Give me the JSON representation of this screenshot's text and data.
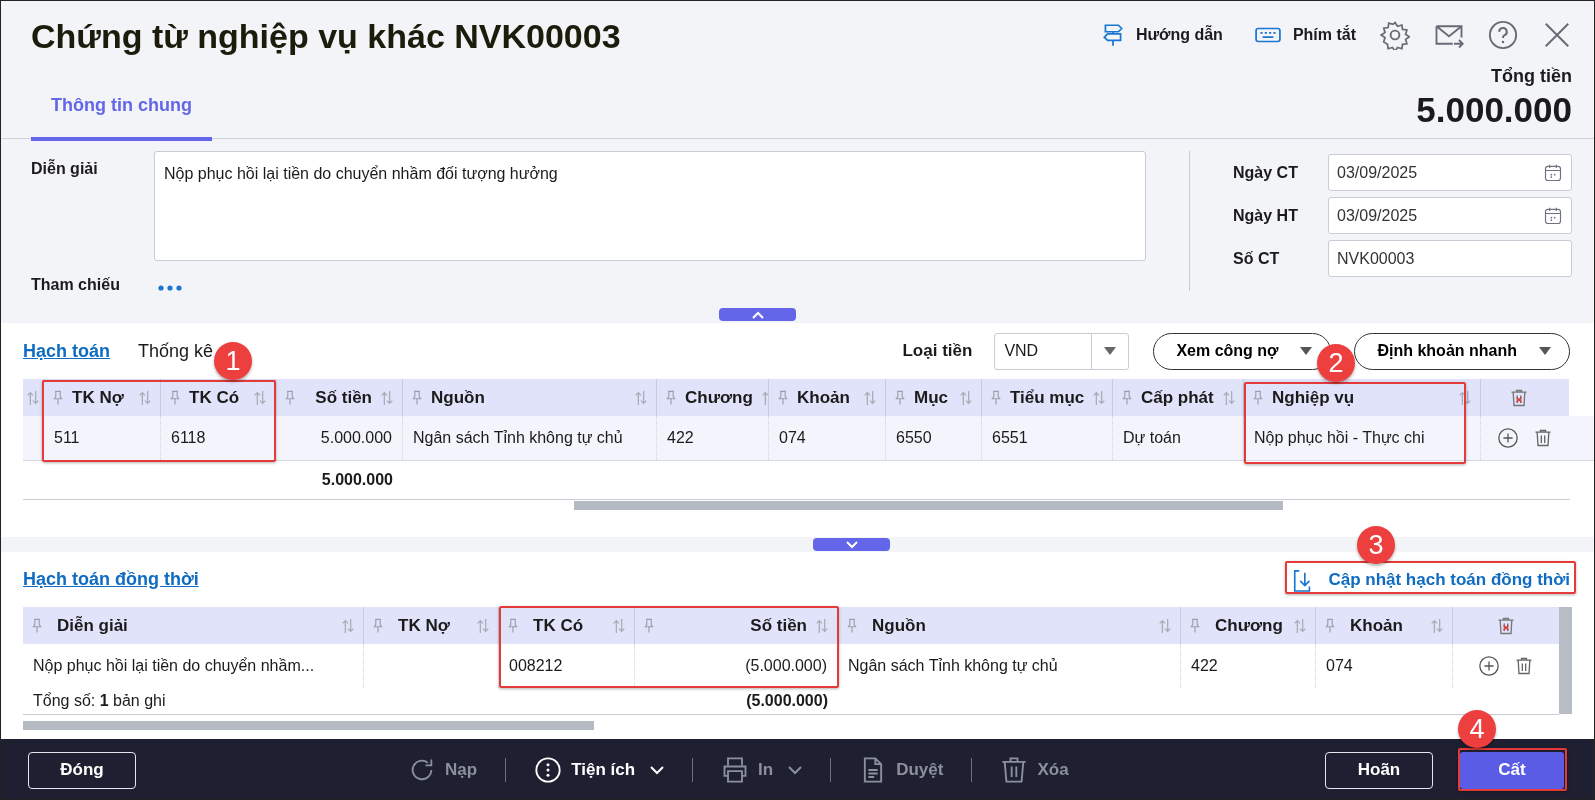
{
  "window": {
    "title": "Chứng từ nghiệp vụ khác NVK00003"
  },
  "toolbar": [
    {
      "kind": "guide",
      "label": "Hướng dẫn"
    },
    {
      "kind": "keyboard",
      "label": "Phím tắt"
    },
    {
      "kind": "settings"
    },
    {
      "kind": "mail"
    },
    {
      "kind": "help"
    },
    {
      "kind": "close"
    }
  ],
  "total": {
    "label": "Tổng tiền",
    "value": "5.000.000"
  },
  "tabs": [
    {
      "label": "Thông tin chung",
      "selected": true
    }
  ],
  "form": {
    "description": {
      "label": "Diễn giải",
      "value": "Nộp phục hồi lại tiền do chuyển nhầm đối tượng hưởng"
    },
    "reference": {
      "label": "Tham chiếu"
    },
    "fields": [
      {
        "label": "Ngày CT",
        "value": "03/09/2025",
        "kind": "date"
      },
      {
        "label": "Ngày HT",
        "value": "03/09/2025",
        "kind": "date"
      },
      {
        "label": "Số CT",
        "value": "NVK00003",
        "kind": "text"
      }
    ]
  },
  "accounting": {
    "tabs": [
      {
        "label": "Hạch toán",
        "selected": true
      },
      {
        "label": "Thống kê",
        "selected": false
      }
    ],
    "currency": {
      "label": "Loại tiền",
      "value": "VND"
    },
    "buttons": [
      {
        "label": "Xem công nợ"
      },
      {
        "label": "Định khoản nhanh"
      }
    ],
    "table": {
      "columns": [
        {
          "label": "TK Nợ",
          "kind": "text"
        },
        {
          "label": "TK Có",
          "kind": "text"
        },
        {
          "label": "Số tiền",
          "kind": "amount"
        },
        {
          "label": "Nguồn",
          "kind": "text"
        },
        {
          "label": "Chương",
          "kind": "text"
        },
        {
          "label": "Khoản",
          "kind": "text"
        },
        {
          "label": "Mục",
          "kind": "text"
        },
        {
          "label": "Tiểu mục",
          "kind": "text"
        },
        {
          "label": "Cấp phát",
          "kind": "text"
        },
        {
          "label": "Nghiệp vụ",
          "kind": "text"
        }
      ],
      "rows": [
        [
          "511",
          "6118",
          "5.000.000",
          "Ngân sách Tỉnh không tự chủ",
          "422",
          "074",
          "6550",
          "6551",
          "Dự toán",
          "Nộp phục hồi - Thực chi"
        ]
      ],
      "total": "5.000.000"
    }
  },
  "concurrent": {
    "title": "Hạch toán đồng thời",
    "update_link": "Cập nhật hạch toán đồng thời",
    "table": {
      "columns": [
        {
          "label": "Diễn giải",
          "kind": "text"
        },
        {
          "label": "TK Nợ",
          "kind": "text"
        },
        {
          "label": "TK Có",
          "kind": "text"
        },
        {
          "label": "Số tiền",
          "kind": "amount"
        },
        {
          "label": "Nguồn",
          "kind": "text"
        },
        {
          "label": "Chương",
          "kind": "text"
        },
        {
          "label": "Khoản",
          "kind": "text"
        }
      ],
      "rows": [
        [
          "Nộp phục hồi lại tiền do chuyển nhầm...",
          null,
          "008212",
          "(5.000.000)",
          "Ngân sách Tỉnh không tự chủ",
          "422",
          "074"
        ]
      ],
      "summary": "Tổng số: **1** bản ghi",
      "total": "(5.000.000)"
    }
  },
  "footer": {
    "close": "Đóng",
    "actions": [
      {
        "kind": "reload",
        "label": "Nạp",
        "disabled": true
      },
      {
        "kind": "utilities",
        "label": "Tiện ích",
        "disabled": false
      },
      {
        "kind": "print",
        "label": "In",
        "disabled": true
      },
      {
        "kind": "approve",
        "label": "Duyệt",
        "disabled": true
      },
      {
        "kind": "delete",
        "label": "Xóa",
        "disabled": true
      }
    ],
    "postpone": "Hoãn",
    "save": "Cất"
  },
  "callouts": [
    {
      "number": "1"
    },
    {
      "number": "2"
    },
    {
      "number": "3"
    },
    {
      "number": "4"
    }
  ]
}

**WHAT THE EXERCISE ASKS**
Quote everything in the listing above exactly; pictures are the only thing to omit.

**COMPLETED TASK**
Give me the JSON representation of this screenshot's text and data.
{
  "window": {
    "title": "Chứng từ nghiệp vụ khác NVK00003"
  },
  "toolbar": [
    {
      "kind": "guide",
      "label": "Hướng dẫn"
    },
    {
      "kind": "keyboard",
      "label": "Phím tắt"
    },
    {
      "kind": "settings"
    },
    {
      "kind": "mail"
    },
    {
      "kind": "help"
    },
    {
      "kind": "close"
    }
  ],
  "total": {
    "label": "Tổng tiền",
    "value": "5.000.000"
  },
  "tabs": [
    {
      "label": "Thông tin chung",
      "selected": true
    }
  ],
  "form": {
    "description": {
      "label": "Diễn giải",
      "value": "Nộp phục hồi lại tiền do chuyển nhầm đối tượng hưởng"
    },
    "reference": {
      "label": "Tham chiếu"
    },
    "fields": [
      {
        "label": "Ngày CT",
        "value": "03/09/2025",
        "kind": "date"
      },
      {
        "label": "Ngày HT",
        "value": "03/09/2025",
        "kind": "date"
      },
      {
        "label": "Số CT",
        "value": "NVK00003",
        "kind": "text"
      }
    ]
  },
  "accounting": {
    "tabs": [
      {
        "label": "Hạch toán",
        "selected": true
      },
      {
        "label": "Thống kê",
        "selected": false
      }
    ],
    "currency": {
      "label": "Loại tiền",
      "value": "VND"
    },
    "buttons": [
      {
        "label": "Xem công nợ"
      },
      {
        "label": "Định khoản nhanh"
      }
    ],
    "table": {
      "columns": [
        {
          "label": "TK Nợ",
          "kind": "text"
        },
        {
          "label": "TK Có",
          "kind": "text"
        },
        {
          "label": "Số tiền",
          "kind": "amount"
        },
        {
          "label": "Nguồn",
          "kind": "text"
        },
        {
          "label": "Chương",
          "kind": "text"
        },
        {
          "label": "Khoản",
          "kind": "text"
        },
        {
          "label": "Mục",
          "kind": "text"
        },
        {
          "label": "Tiểu mục",
          "kind": "text"
        },
        {
          "label": "Cấp phát",
          "kind": "text"
        },
        {
          "label": "Nghiệp vụ",
          "kind": "text"
        }
      ],
      "rows": [
        [
          "511",
          "6118",
          "5.000.000",
          "Ngân sách Tỉnh không tự chủ",
          "422",
          "074",
          "6550",
          "6551",
          "Dự toán",
          "Nộp phục hồi - Thực chi"
        ]
      ],
      "total": "5.000.000"
    }
  },
  "concurrent": {
    "title": "Hạch toán đồng thời",
    "update_link": "Cập nhật hạch toán đồng thời",
    "table": {
      "columns": [
        {
          "label": "Diễn giải",
          "kind": "text"
        },
        {
          "label": "TK Nợ",
          "kind": "text"
        },
        {
          "label": "TK Có",
          "kind": "text"
        },
        {
          "label": "Số tiền",
          "kind": "amount"
        },
        {
          "label": "Nguồn",
          "kind": "text"
        },
        {
          "label": "Chương",
          "kind": "text"
        },
        {
          "label": "Khoản",
          "kind": "text"
        }
      ],
      "rows": [
        [
          "Nộp phục hồi lại tiền do chuyển nhầm...",
          null,
          "008212",
          "(5.000.000)",
          "Ngân sách Tỉnh không tự chủ",
          "422",
          "074"
        ]
      ],
      "summary": "Tổng số: **1** bản ghi",
      "total": "(5.000.000)"
    }
  },
  "footer": {
    "close": "Đóng",
    "actions": [
      {
        "kind": "reload",
        "label": "Nạp",
        "disabled": true
      },
      {
        "kind": "utilities",
        "label": "Tiện ích",
        "disabled": false
      },
      {
        "kind": "print",
        "label": "In",
        "disabled": true
      },
      {
        "kind": "approve",
        "label": "Duyệt",
        "disabled": true
      },
      {
        "kind": "delete",
        "label": "Xóa",
        "disabled": true
      }
    ],
    "postpone": "Hoãn",
    "save": "Cất"
  },
  "callouts": [
    {
      "number": "1"
    },
    {
      "number": "2"
    },
    {
      "number": "3"
    },
    {
      "number": "4"
    }
  ]
}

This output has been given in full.